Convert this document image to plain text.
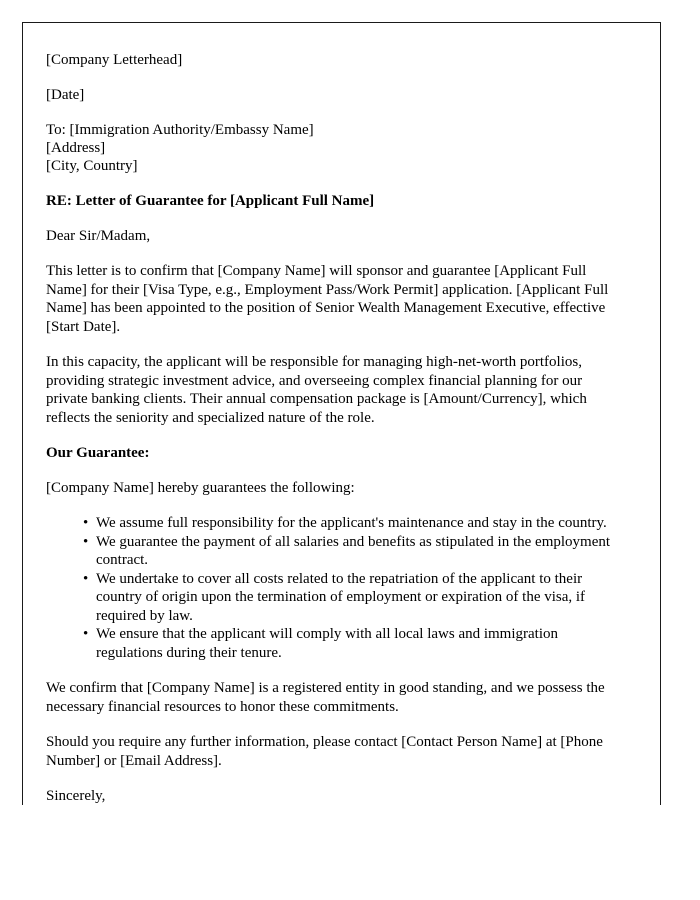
[Company Letterhead]

[Date]

To: [Immigration Authority/Embassy Name]

[Address]

[City, Country]

RE: Letter of Guarantee for [Applicant Full Name]

Dear Sir/Madam,

This letter is to confirm that [Company Name] will sponsor and guarantee [Applicant Full Name] for their [Visa Type, e.g., Employment Pass/Work Permit] application. [Applicant Full Name] has been appointed to the position of Senior Wealth Management Executive, effective [Start Date].

In this capacity, the applicant will be responsible for managing high-net-worth portfolios, providing strategic investment advice, and overseeing complex financial planning for our private banking clients. Their annual compensation package is [Amount/Currency], which reflects the seniority and specialized nature of the role.

Our Guarantee:

[Company Name] hereby guarantees the following:

• We assume full responsibility for the applicant's maintenance and stay in the country.
• We guarantee the payment of all salaries and benefits as stipulated in the employment contract.
• We undertake to cover all costs related to the repatriation of the applicant to their country of origin upon the termination of employment or expiration of the visa, if required by law.
• We ensure that the applicant will comply with all local laws and immigration regulations during their tenure.

We confirm that [Company Name] is a registered entity in good standing, and we possess the necessary financial resources to honor these commitments.

Should you require any further information, please contact [Contact Person Name] at [Phone Number] or [Email Address].

Sincerely,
──────
• Description of the task:
Quote the preceding listing precisely and completely, omitting its images.

• Answer in full:
Convert this document image to plain text.
[Company Letterhead]

[Date]

To: [Immigration Authority/Embassy Name]

[Address]

[City, Country]

RE: Letter of Guarantee for [Applicant Full Name]

Dear Sir/Madam,

This letter is to confirm that [Company Name] will sponsor and guarantee [Applicant Full Name] for their [Visa Type, e.g., Employment Pass/Work Permit] application. [Applicant Full Name] has been appointed to the position of Senior Wealth Management Executive, effective [Start Date].

In this capacity, the applicant will be responsible for managing high-net-worth portfolios, providing strategic investment advice, and overseeing complex financial planning for our private banking clients. Their annual compensation package is [Amount/Currency], which reflects the seniority and specialized nature of the role.

Our Guarantee:

[Company Name] hereby guarantees the following:

• We assume full responsibility for the applicant's maintenance and stay in the country.
• We guarantee the payment of all salaries and benefits as stipulated in the employment contract.
• We undertake to cover all costs related to the repatriation of the applicant to their country of origin upon the termination of employment or expiration of the visa, if required by law.
• We ensure that the applicant will comply with all local laws and immigration regulations during their tenure.

We confirm that [Company Name] is a registered entity in good standing, and we possess the necessary financial resources to honor these commitments.

Should you require any further information, please contact [Contact Person Name] at [Phone Number] or [Email Address].

Sincerely,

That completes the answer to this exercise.